Chart and figure data

####################

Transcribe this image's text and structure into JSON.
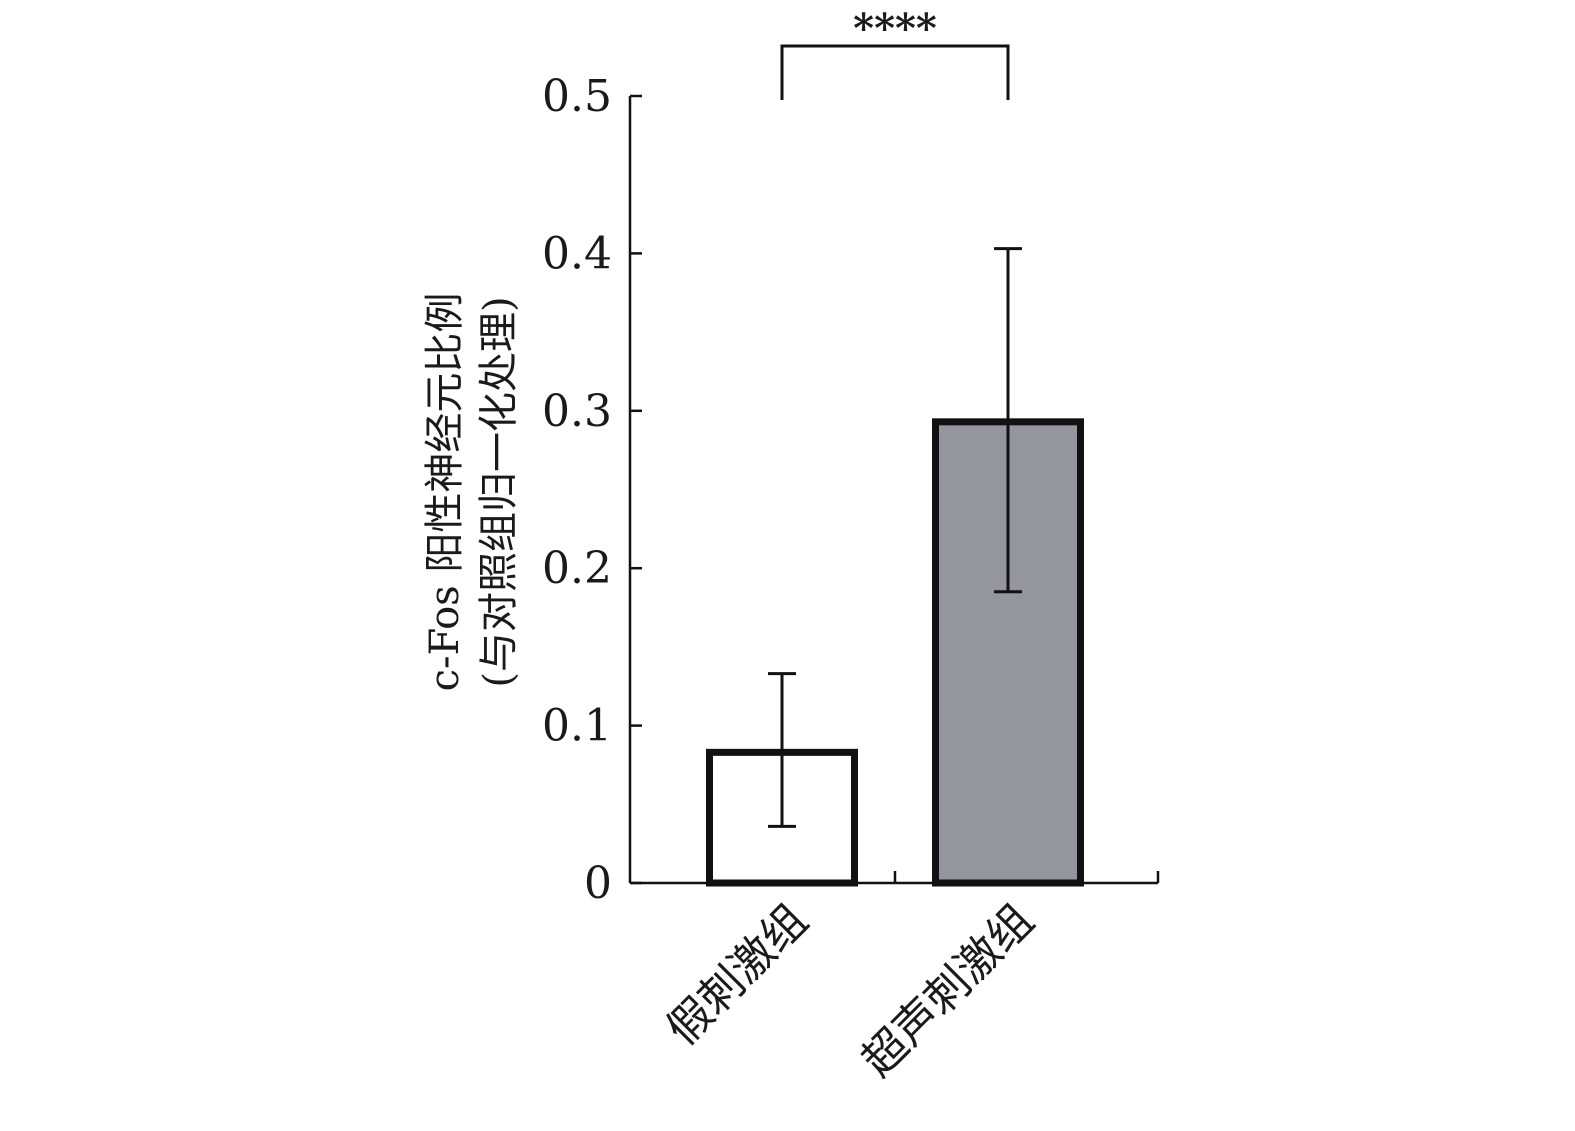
{
  "chart_data": {
    "type": "bar",
    "categories": [
      "假刺激组",
      "超声刺激组"
    ],
    "values": [
      0.083,
      0.293
    ],
    "error_upper": [
      0.133,
      0.403
    ],
    "error_lower": [
      0.036,
      0.185
    ],
    "ylim": [
      0,
      0.5
    ],
    "yticks": [
      0,
      0.1,
      0.2,
      0.3,
      0.4,
      0.5
    ],
    "ytick_labels": [
      "0",
      "0.1",
      "0.2",
      "0.3",
      "0.4",
      "0.5"
    ],
    "ylabel_line1": "c-Fos 阳性神经元比例",
    "ylabel_line2": "(与对照组归一化处理)",
    "xlabel": "",
    "title": "",
    "significance": {
      "between": [
        0,
        1
      ],
      "label": "****"
    },
    "bar_fills": [
      "#ffffff",
      "#94959d"
    ],
    "bar_stroke": "#111111",
    "grid": false
  }
}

####################

*What to produce*: Reproduce each record above by retyping it exactly; omit all images.

*Task answer*:
Transcribe this image's text and structure into JSON.
{
  "chart_data": {
    "type": "bar",
    "categories": [
      "假刺激组",
      "超声刺激组"
    ],
    "values": [
      0.083,
      0.293
    ],
    "error_upper": [
      0.133,
      0.403
    ],
    "error_lower": [
      0.036,
      0.185
    ],
    "ylim": [
      0,
      0.5
    ],
    "yticks": [
      0,
      0.1,
      0.2,
      0.3,
      0.4,
      0.5
    ],
    "ytick_labels": [
      "0",
      "0.1",
      "0.2",
      "0.3",
      "0.4",
      "0.5"
    ],
    "ylabel_line1": "c-Fos 阳性神经元比例",
    "ylabel_line2": "(与对照组归一化处理)",
    "xlabel": "",
    "title": "",
    "significance": {
      "between": [
        0,
        1
      ],
      "label": "****"
    },
    "bar_fills": [
      "#ffffff",
      "#94959d"
    ],
    "bar_stroke": "#111111",
    "grid": false
  }
}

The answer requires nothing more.